Stated goal – Write out the records word for word, with no pictures.

Given information –
########

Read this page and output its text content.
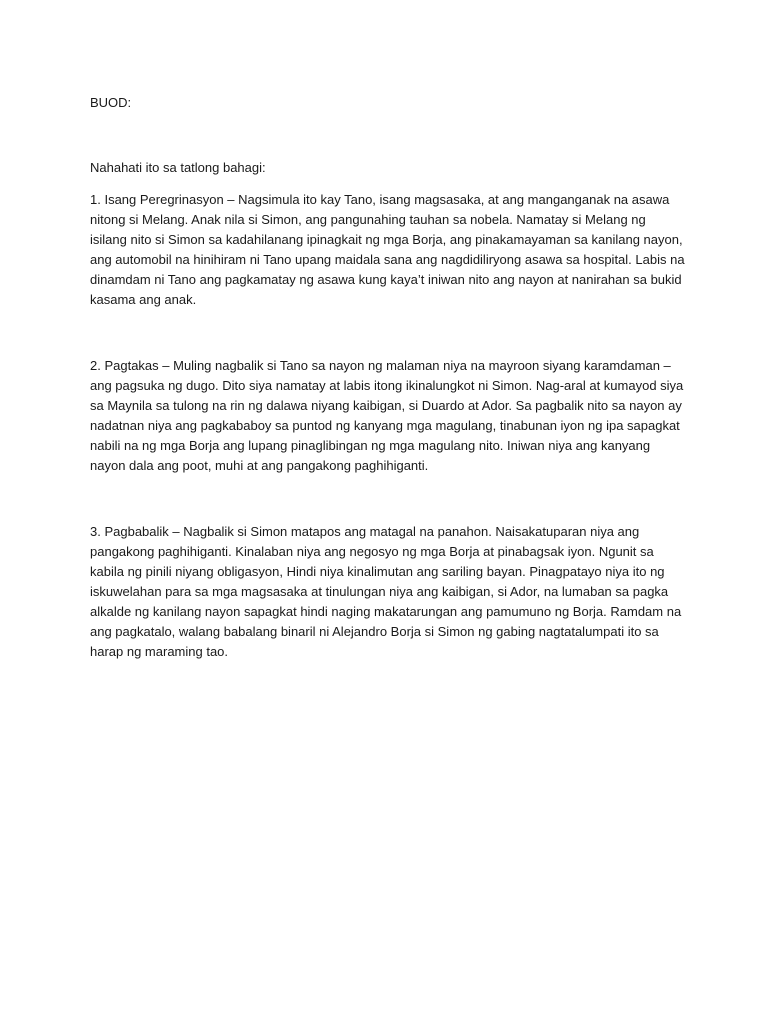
BUOD:
Nahahati ito sa tatlong bahagi:

1. Isang Peregrinasyon – Nagsimula ito kay Tano, isang magsasaka, at ang manganganak na asawa nitong si Melang. Anak nila si Simon, ang pangunahing tauhan sa nobela. Namatay si Melang ng isilang nito si Simon sa kadahilanang ipinagkait ng mga Borja, ang pinakamayaman sa kanilang nayon, ang automobil na hinihiram ni Tano upang maidala sana ang nagdidiliryong asawa sa hospital. Labis na dinamdam ni Tano ang pagkamatay ng asawa kung kaya’t iniwan nito ang nayon at nanirahan sa bukid kasama ang anak.

2. Pagtakas – Muling nagbalik si Tano sa nayon ng malaman niya na mayroon siyang karamdaman – ang pagsuka ng dugo. Dito siya namatay at labis itong ikinalungkot ni Simon. Nag-aral at kumayod siya sa Maynila sa tulong na rin ng dalawa niyang kaibigan, si Duardo at Ador. Sa pagbalik nito sa nayon ay nadatnan niya ang pagkababoy sa puntod ng kanyang mga magulang, tinabunan iyon ng ipa sapagkat nabili na ng mga Borja ang lupang pinaglibingan ng mga magulang nito. Iniwan niya ang kanyang nayon dala ang poot, muhi at ang pangakong paghihiganti.

3. Pagbabalik – Nagbalik si Simon matapos ang matagal na panahon. Naisakatuparan niya ang pangakong paghihiganti. Kinalaban niya ang negosyo ng mga Borja at pinabagsak iyon. Ngunit sa kabila ng pinili niyang obligasyon, Hindi niya kinalimutan ang sariling bayan. Pinagpatayo niya ito ng iskuwelahan para sa mga magsasaka at tinulungan niya ang kaibigan, si Ador, na lumaban sa pagka alkalde ng kanilang nayon sapagkat hindi naging makatarungan ang pamumuno ng Borja. Ramdam na ang pagkatalo, walang babalang binaril ni Alejandro Borja si Simon ng gabing nagtatalumpati ito sa harap ng maraming tao.
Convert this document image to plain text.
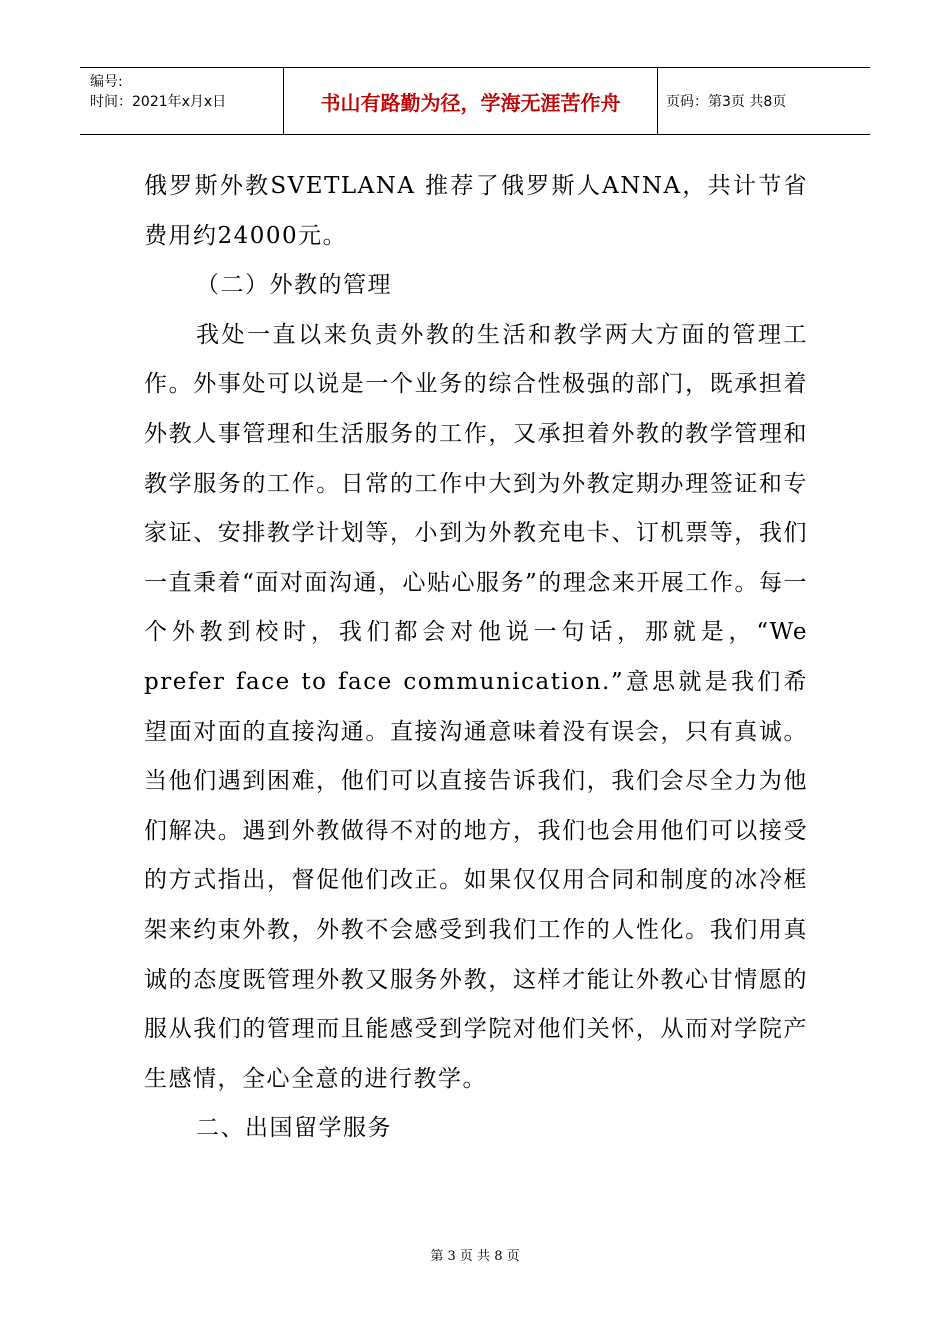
编号:
时间：2021年x月x日	书山有路勤为径，学海无涯苦作舟	页码：第3页 共8页

俄罗斯外教SVETLANA 推荐了俄罗斯人ANNA，共计节省费用约24000元。

（二）外教的管理

我处一直以来负责外教的生活和教学两大方面的管理工作。外事处可以说是一个业务的综合性极强的部门，既承担着外教人事管理和生活服务的工作，又承担着外教的教学管理和教学服务的工作。日常的工作中大到为外教定期办理签证和专家证、安排教学计划等，小到为外教充电卡、订机票等，我们一直秉着“面对面沟通，心贴心服务”的理念来开展工作。每一个外教到校时，我们都会对他说一句话，那就是，“We prefer face to face communication.”意思就是我们希望面对面的直接沟通。直接沟通意味着没有误会，只有真诚。当他们遇到困难，他们可以直接告诉我们，我们会尽全力为他们解决。遇到外教做得不对的地方，我们也会用他们可以接受的方式指出，督促他们改正。如果仅仅用合同和制度的冰冷框架来约束外教，外教不会感受到我们工作的人性化。我们用真诚的态度既管理外教又服务外教，这样才能让外教心甘情愿的服从我们的管理而且能感受到学院对他们关怀，从而对学院产生感情，全心全意的进行教学。

二、出国留学服务

第 3 页 共 8 页
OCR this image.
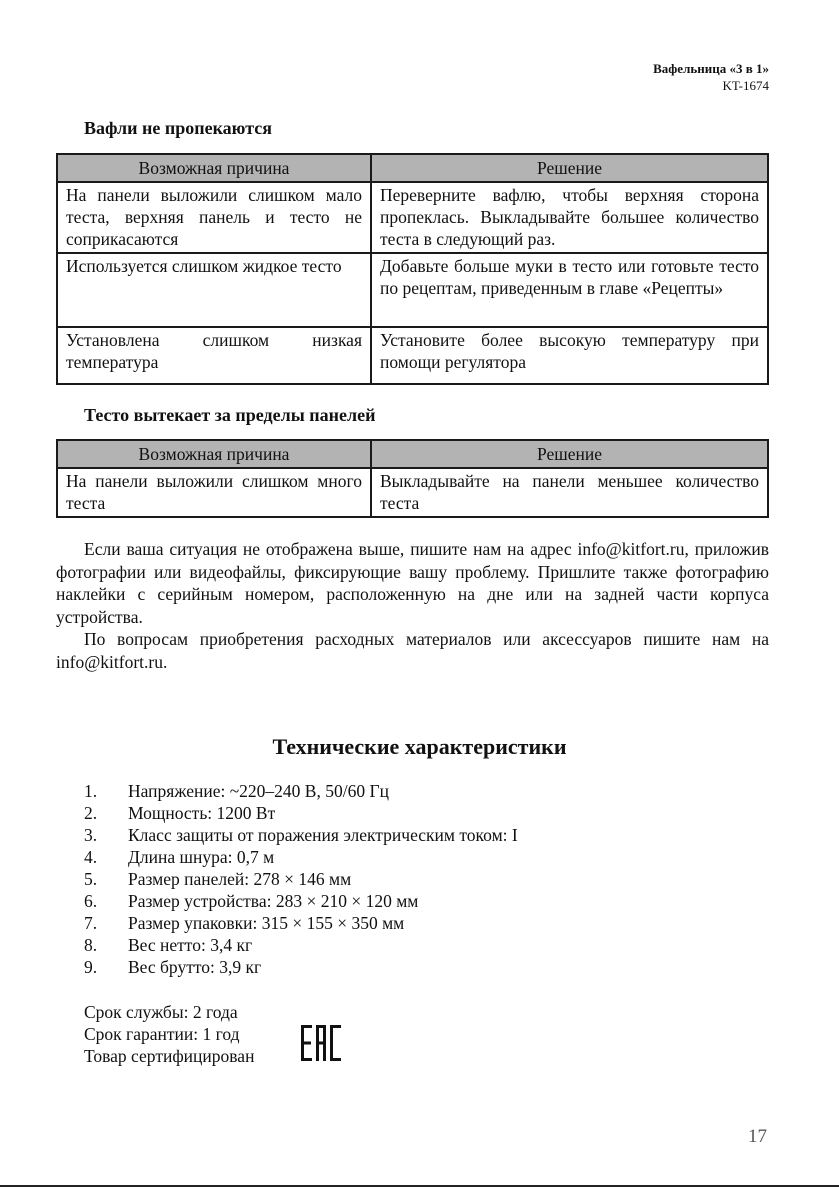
Вафельница «3 в 1»
KT-1674
Вафли не пропекаются
Возможная причина	Решение
На панели выложили слишком мало теста, верхняя панель и тесто не соприкасаются	Переверните вафлю, чтобы верхняя сторона пропеклась. Выкладывайте большее количество теста в следующий раз.
Используется слишком жидкое тесто	Добавьте больше муки в тесто или готовьте тесто по рецептам, приведенным в главе «Рецепты»
Установлена слишком низкая температура	Установите более высокую температуру при помощи регулятора
Тесто вытекает за пределы панелей
Возможная причина	Решение
На панели выложили слишком много теста	Выкладывайте на панели меньшее количество теста

Если ваша ситуация не отображена выше, пишите нам на адрес info@kitfort.ru, приложив фотографии или видеофайлы, фиксирующие вашу проблему. Пришлите также фотографию наклейки с серийным номером, расположенную на дне или на задней части корпуса устройства.

По вопросам приобретения расходных материалов или аксессуаров пишите нам на info@kitfort.ru.

Технические характеристики
1.	Напряжение: ~220–240 В, 50/60 Гц
2.	Мощность: 1200 Вт
3.	Класс защиты от поражения электрическим током: I
4.	Длина шнура: 0,7 м
5.	Размер панелей: 278 × 146 мм
6.	Размер устройства: 283 × 210 × 120 мм
7.	Размер упаковки: 315 × 155 × 350 мм
8.	Вес нетто: 3,4 кг
9.	Вес брутто: 3,9 кг
Срок службы: 2 года
Срок гарантии: 1 год
Товар сертифицирован
17
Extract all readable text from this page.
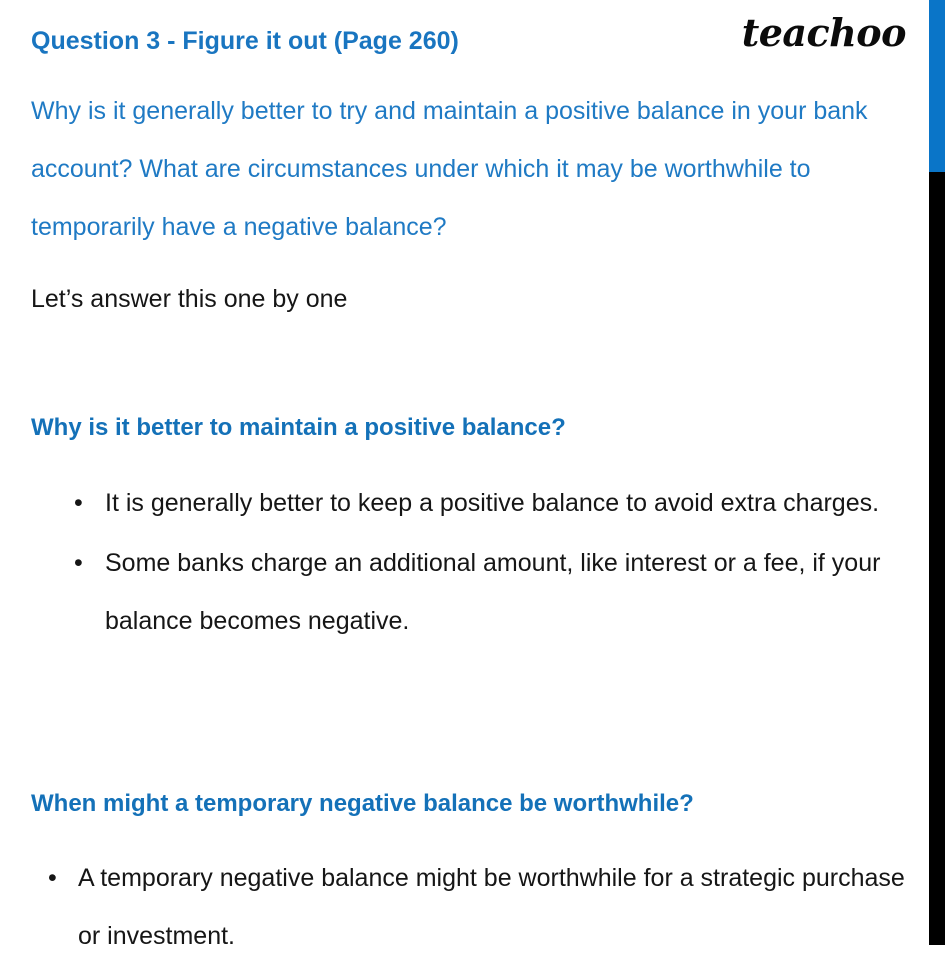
teachoo
Question 3 - Figure it out (Page 260)
Why is it generally better to try and maintain a positive balance in your bank account? What are circumstances under which it may be worthwhile to temporarily have a negative balance?
Let’s answer this one by one
Why is it better to maintain a positive balance?
• It is generally better to keep a positive balance to avoid extra charges.
• Some banks charge an additional amount, like interest or a fee, if your balance becomes negative.
When might a temporary negative balance be worthwhile?
• A temporary negative balance might be worthwhile for a strategic purchase or investment.
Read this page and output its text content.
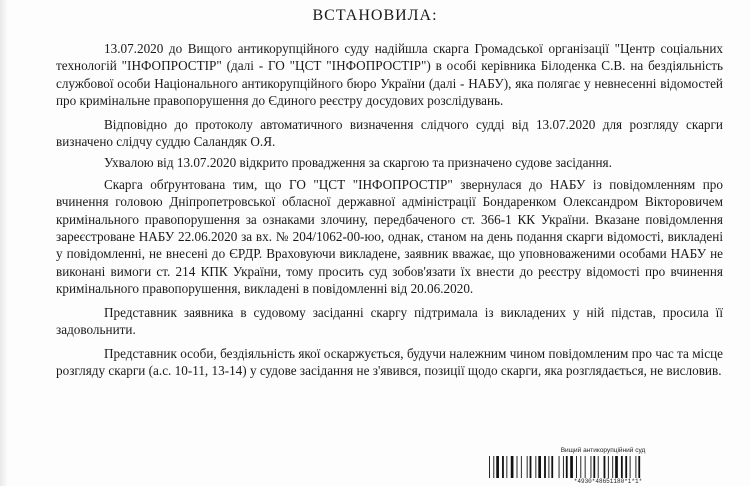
ВСТАНОВИЛА:

13.07.2020 до Вищого антикорупційного суду надійшла скарга Громадської організації "Центр соціальних технологій "ІНФОПРОСТІР" (далі - ГО "ЦСТ "ІНФОПРОСТІР") в особі керівника Білоденка С.В. на бездіяльність службової особи Національного антикорупційного бюро України (далі - НАБУ), яка полягає у невнесенні відомостей про кримінальне правопорушення до Єдиного реєстру досудових розслідувань.

Відповідно до протоколу автоматичного визначення слідчого судді від 13.07.2020 для розгляду скарги визначено слідчу суддю Саландяк О.Я.

Ухвалою від 13.07.2020 відкрито провадження за скаргою та призначено судове засідання.

Скарга обґрунтована тим, що ГО "ЦСТ "ІНФОПРОСТІР" звернулася до НАБУ із повідомленням про вчинення головою Дніпропетровської обласної державної адміністрації Бондаренком Олександром Вікторовичем кримінального правопорушення за ознаками злочину, передбаченого ст. 366-1 КК України. Вказане повідомлення зареєстроване НАБУ 22.06.2020 за вх. № 204/1062-00-юо, однак, станом на день подання скарги відомості, викладені у повідомленні, не внесені до ЄРДР. Враховуючи викладене, заявник вважає, що уповноваженими особами НАБУ не виконані вимоги ст. 214 КПК України, тому просить суд зобов'язати їх внести до реєстру відомості про вчинення кримінального правопорушення, викладені в повідомленні від 20.06.2020.

Представник заявника в судовому засіданні скаргу підтримала із викладених у ній підстав, просила її задовольнити.

Представник особи, бездіяльність якої оскаржується, будучи належним чином повідомленим про час та місце розгляду скарги (а.с. 10-11, 13-14) у судове засідання не з'явився, позиції щодо скарги, яка розглядається, не висловив.

Вищий антикорупційний суд
*4930*48651180*1*1*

########

Answer –
Read this page and output its text content.
BUOD:
Nahahati ito sa tatlong bahagi:

1. Isang Peregrinasyon – Nagsimula ito kay Tano, isang magsasaka, at ang manganganak na asawa nitong si Melang. Anak nila si Simon, ang pangunahing tauhan sa nobela. Namatay si Melang ng isilang nito si Simon sa kadahilanang ipinagkait ng mga Borja, ang pinakamayaman sa kanilang nayon, ang automobil na hinihiram ni Tano upang maidala sana ang nagdidiliryong asawa sa hospital. Labis na dinamdam ni Tano ang pagkamatay ng asawa kung kaya’t iniwan nito ang nayon at nanirahan sa bukid kasama ang anak.

2. Pagtakas – Muling nagbalik si Tano sa nayon ng malaman niya na mayroon siyang karamdaman – ang pagsuka ng dugo. Dito siya namatay at labis itong ikinalungkot ni Simon. Nag-aral at kumayod siya sa Maynila sa tulong na rin ng dalawa niyang kaibigan, si Duardo at Ador. Sa pagbalik nito sa nayon ay nadatnan niya ang pagkababoy sa puntod ng kanyang mga magulang, tinabunan iyon ng ipa sapagkat nabili na ng mga Borja ang lupang pinaglibingan ng mga magulang nito. Iniwan niya ang kanyang nayon dala ang poot, muhi at ang pangakong paghihiganti.

3. Pagbabalik – Nagbalik si Simon matapos ang matagal na panahon. Naisakatuparan niya ang pangakong paghihiganti. Kinalaban niya ang negosyo ng mga Borja at pinabagsak iyon. Ngunit sa kabila ng pinili niyang obligasyon, Hindi niya kinalimutan ang sariling bayan. Pinagpatayo niya ito ng iskuwelahan para sa mga magsasaka at tinulungan niya ang kaibigan, si Ador, na lumaban sa pagka alkalde ng kanilang nayon sapagkat hindi naging makatarungan ang pamumuno ng Borja. Ramdam na ang pagkatalo, walang babalang binaril ni Alejandro Borja si Simon ng gabing nagtatalumpati ito sa harap ng maraming tao.
Convert this document image to plain text.
编号:
时间：2021年x月x日	书山有路勤为径，学海无涯苦作舟	页码：第3页 共8页

俄罗斯外教SVETLANA 推荐了俄罗斯人ANNA，共计节省费用约24000元。

（二）外教的管理

我处一直以来负责外教的生活和教学两大方面的管理工作。外事处可以说是一个业务的综合性极强的部门，既承担着外教人事管理和生活服务的工作，又承担着外教的教学管理和教学服务的工作。日常的工作中大到为外教定期办理签证和专家证、安排教学计划等，小到为外教充电卡、订机票等，我们一直秉着“面对面沟通，心贴心服务”的理念来开展工作。每一个外教到校时，我们都会对他说一句话，那就是，“We prefer face to face communication.”意思就是我们希望面对面的直接沟通。直接沟通意味着没有误会，只有真诚。当他们遇到困难，他们可以直接告诉我们，我们会尽全力为他们解决。遇到外教做得不对的地方，我们也会用他们可以接受的方式指出，督促他们改正。如果仅仅用合同和制度的冰冷框架来约束外教，外教不会感受到我们工作的人性化。我们用真诚的态度既管理外教又服务外教，这样才能让外教心甘情愿的服从我们的管理而且能感受到学院对他们关怀，从而对学院产生感情，全心全意的进行教学。

二、出国留学服务

第 3 页 共 8 页
OCR this image.
Вафельница «3 в 1»
KT-1674
Вафли не пропекаются
Возможная причина	Решение
На панели выложили слишком мало теста, верхняя панель и тесто не соприкасаются	Переверните вафлю, чтобы верхняя сторона пропеклась. Выкладывайте большее количество теста в следующий раз.
Используется слишком жидкое тесто	Добавьте больше муки в тесто или готовьте тесто по рецептам, приведенным в главе «Рецепты»
Установлена слишком низкая температура	Установите более высокую температуру при помощи регулятора
Тесто вытекает за пределы панелей
Возможная причина	Решение
На панели выложили слишком много теста	Выкладывайте на панели меньшее количество теста

Если ваша ситуация не отображена выше, пишите нам на адрес info@kitfort.ru, приложив фотографии или видеофайлы, фиксирующие вашу проблему. Пришлите также фотографию наклейки с серийным номером, расположенную на дне или на задней части корпуса устройства.

По вопросам приобретения расходных материалов или аксессуаров пишите нам на info@kitfort.ru.

Технические характеристики
1.	Напряжение: ~220–240 В, 50/60 Гц
2.	Мощность: 1200 Вт
3.	Класс защиты от поражения электрическим током: I
4.	Длина шнура: 0,7 м
5.	Размер панелей: 278 × 146 мм
6.	Размер устройства: 283 × 210 × 120 мм
7.	Размер упаковки: 315 × 155 × 350 мм
8.	Вес нетто: 3,4 кг
9.	Вес брутто: 3,9 кг
Срок службы: 2 года
Срок гарантии: 1 год
Товар сертифицирован
17
Extract all readable text from this page.
teachoo
Question 3 - Figure it out (Page 260)
Why is it generally better to try and maintain a positive balance in your bank account? What are circumstances under which it may be worthwhile to temporarily have a negative balance?
Let’s answer this one by one
Why is it better to maintain a positive balance?
• It is generally better to keep a positive balance to avoid extra charges.
• Some banks charge an additional amount, like interest or a fee, if your balance becomes negative.
When might a temporary negative balance be worthwhile?
• A temporary negative balance might be worthwhile for a strategic purchase or investment.
Read this page and output its text content.
ВСТАНОВИЛА:

13.07.2020 до Вищого антикорупційного суду надійшла скарга Громадської організації "Центр соціальних технологій "ІНФОПРОСТІР" (далі - ГО "ЦСТ "ІНФОПРОСТІР") в особі керівника Білоденка С.В. на бездіяльність службової особи Національного антикорупційного бюро України (далі - НАБУ), яка полягає у невнесенні відомостей про кримінальне правопорушення до Єдиного реєстру досудових розслідувань.

Відповідно до протоколу автоматичного визначення слідчого судді від 13.07.2020 для розгляду скарги визначено слідчу суддю Саландяк О.Я.

Ухвалою від 13.07.2020 відкрито провадження за скаргою та призначено судове засідання.

Скарга обґрунтована тим, що ГО "ЦСТ "ІНФОПРОСТІР" звернулася до НАБУ із повідомленням про вчинення головою Дніпропетровської обласної державної адміністрації Бондаренком Олександром Вікторовичем кримінального правопорушення за ознаками злочину, передбаченого ст. 366-1 КК України. Вказане повідомлення зареєстроване НАБУ 22.06.2020 за вх. № 204/1062-00-юо, однак, станом на день подання скарги відомості, викладені у повідомленні, не внесені до ЄРДР. Враховуючи викладене, заявник вважає, що уповноваженими особами НАБУ не виконані вимоги ст. 214 КПК України, тому просить суд зобов'язати їх внести до реєстру відомості про вчинення кримінального правопорушення, викладені в повідомленні від 20.06.2020.

Представник заявника в судовому засіданні скаргу підтримала із викладених у ній підстав, просила її задовольнити.

Представник особи, бездіяльність якої оскаржується, будучи належним чином повідомленим про час та місце розгляду скарги (а.с. 10-11, 13-14) у судове засідання не з'явився, позиції щодо скарги, яка розглядається, не висловив.

Вищий антикорупційний суд
*4930*48651180*1*1*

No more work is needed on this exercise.